- _DIRECTIONS FOR THIS TASK_
Omit every picture and write out the rest of the records exactly.

"""

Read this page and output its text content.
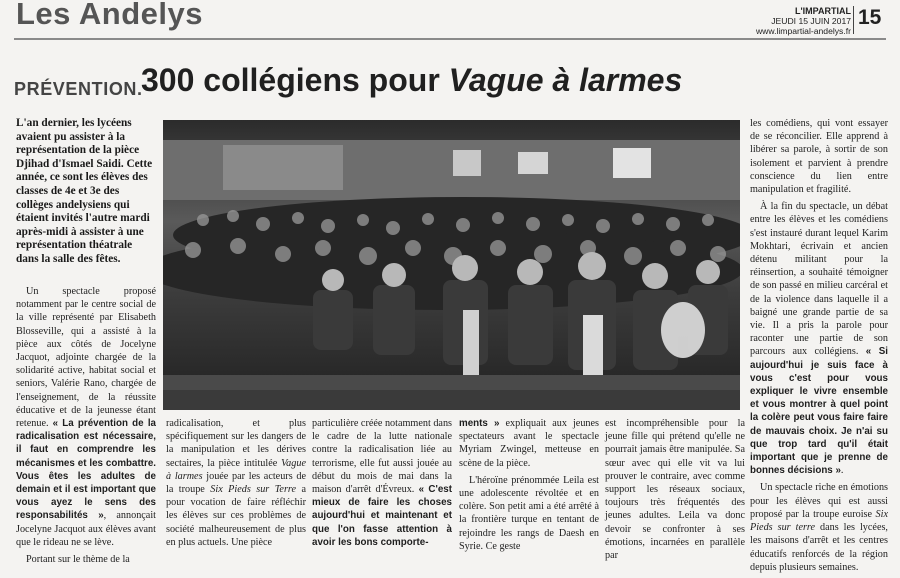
Les Andelys	L'IMPARTIAL
JEUDI 15 JUIN 2017
www.limpartial-andelys.fr
15
PRÉVENTION.
300 collégiens pour Vague à larmes
L'an dernier, les lycéens avaient pu assister à la représentation de la pièce Djihad d'Ismael Saidi. Cette année, ce sont les élèves des classes de 4e et 3e des collèges andelysiens qui étaient invités l'autre mardi après-midi à assister à une représentation théatrale dans la salle des fêtes.

Un spectacle proposé notamment par le centre social de la ville représenté par Elisabeth Blosseville, qui a assisté à la pièce aux côtés de Jocelyne Jacquot, adjointe chargée de la solidarité active, habitat social et seniors, Valérie Rano, chargée de l'enseignement, de la réussite éducative et de la jeunesse étant retenue. « La prévention de la radicalisation est nécessaire, il faut en comprendre les mécanismes et les combattre. Vous êtes les adultes de demain et il est important que vous ayez le sens des responsabilités », annonçait Jocelyne Jacquot aux élèves avant que le rideau ne se lève.

Portant sur le thème de la

radicalisation, et plus spécifiquement sur les dangers de la manipulation et les dérives sectaires, la pièce intitulée Vague à larmes jouée par les acteurs de la troupe Six Pieds sur Terre a pour vocation de faire réfléchir les élèves sur ces problèmes de société malheureusement de plus en plus actuels. Une pièce

particulière créée notamment dans le cadre de la lutte nationale contre la radicalisation liée au terrorisme, elle fut aussi jouée au début du mois de mai dans la maison d'arrêt d'Évreux. « C'est mieux de faire les choses aujourd'hui et maintenant et que l'on fasse attention à avoir les bons comporte-

ments » expliquait aux jeunes spectateurs avant le spectacle Myriam Zwingel, metteuse en scène de la pièce.

L'héroïne prénommée Leila est une adolescente révoltée et en colère. Son petit ami a été arrêté à la frontière turque en tentant de rejoindre les rangs de Daesh en Syrie. Ce geste

est incompréhensible pour la jeune fille qui prétend qu'elle ne pourrait jamais être manipulée. Sa sœur avec qui elle vit va lui prouver le contraire, avec comme support les réseaux sociaux, toujours très fréquentés des jeunes adultes. Leila va donc devoir se confronter à ses émotions, incarnées en parallèle par

les comédiens, qui vont essayer de se réconcilier. Elle apprend à libérer sa parole, à sortir de son isolement et parvient à prendre conscience du lien entre manipulation et fragilité.

À la fin du spectacle, un débat entre les élèves et les comédiens s'est instauré durant lequel Karim Mokhtari, écrivain et ancien détenu militant pour la réinsertion, a souhaité témoigner de son passé en milieu carcéral et de la violence dans laquelle il a baigné une grande partie de sa vie. Il a pris la parole pour raconter une partie de son parcours aux collégiens. « Si aujourd'hui je suis face à vous c'est pour vous expliquer le vivre ensemble et vous montrer à quel point la colère peut vous faire faire de mauvais choix. Je n'ai su que trop tard qu'il était important que je prenne de bonnes décisions ».

Un spectacle riche en émotions pour les élèves qui est aussi proposé par la troupe euroise Six Pieds sur terre dans les lycées, les maisons d'arrêt et les centres éducatifs renforcés de la région depuis plusieurs semaines.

"""

- _SOLUTION TO THIS PROBLEM_
Read this page and output its text content.
Les Andelys	L'IMPARTIAL
JEUDI 15 JUIN 2017
www.limpartial-andelys.fr
15
PRÉVENTION.
300 collégiens pour Vague à larmes
L'an dernier, les lycéens avaient pu assister à la représentation de la pièce Djihad d'Ismael Saidi. Cette année, ce sont les élèves des classes de 4e et 3e des collèges andelysiens qui étaient invités l'autre mardi après-midi à assister à une représentation théatrale dans la salle des fêtes.

Un spectacle proposé notamment par le centre social de la ville représenté par Elisabeth Blosseville, qui a assisté à la pièce aux côtés de Jocelyne Jacquot, adjointe chargée de la solidarité active, habitat social et seniors, Valérie Rano, chargée de l'enseignement, de la réussite éducative et de la jeunesse étant retenue. « La prévention de la radicalisation est nécessaire, il faut en comprendre les mécanismes et les combattre. Vous êtes les adultes de demain et il est important que vous ayez le sens des responsabilités », annonçait Jocelyne Jacquot aux élèves avant que le rideau ne se lève.

Portant sur le thème de la

radicalisation, et plus spécifiquement sur les dangers de la manipulation et les dérives sectaires, la pièce intitulée Vague à larmes jouée par les acteurs de la troupe Six Pieds sur Terre a pour vocation de faire réfléchir les élèves sur ces problèmes de société malheureusement de plus en plus actuels. Une pièce

particulière créée notamment dans le cadre de la lutte nationale contre la radicalisation liée au terrorisme, elle fut aussi jouée au début du mois de mai dans la maison d'arrêt d'Évreux. « C'est mieux de faire les choses aujourd'hui et maintenant et que l'on fasse attention à avoir les bons comporte-

ments » expliquait aux jeunes spectateurs avant le spectacle Myriam Zwingel, metteuse en scène de la pièce.

L'héroïne prénommée Leila est une adolescente révoltée et en colère. Son petit ami a été arrêté à la frontière turque en tentant de rejoindre les rangs de Daesh en Syrie. Ce geste

est incompréhensible pour la jeune fille qui prétend qu'elle ne pourrait jamais être manipulée. Sa sœur avec qui elle vit va lui prouver le contraire, avec comme support les réseaux sociaux, toujours très fréquentés des jeunes adultes. Leila va donc devoir se confronter à ses émotions, incarnées en parallèle par

les comédiens, qui vont essayer de se réconcilier. Elle apprend à libérer sa parole, à sortir de son isolement et parvient à prendre conscience du lien entre manipulation et fragilité.

À la fin du spectacle, un débat entre les élèves et les comédiens s'est instauré durant lequel Karim Mokhtari, écrivain et ancien détenu militant pour la réinsertion, a souhaité témoigner de son passé en milieu carcéral et de la violence dans laquelle il a baigné une grande partie de sa vie. Il a pris la parole pour raconter une partie de son parcours aux collégiens. « Si aujourd'hui je suis face à vous c'est pour vous expliquer le vivre ensemble et vous montrer à quel point la colère peut vous faire faire de mauvais choix. Je n'ai su que trop tard qu'il était important que je prenne de bonnes décisions ».

Un spectacle riche en émotions pour les élèves qui est aussi proposé par la troupe euroise Six Pieds sur terre dans les lycées, les maisons d'arrêt et les centres éducatifs renforcés de la région depuis plusieurs semaines.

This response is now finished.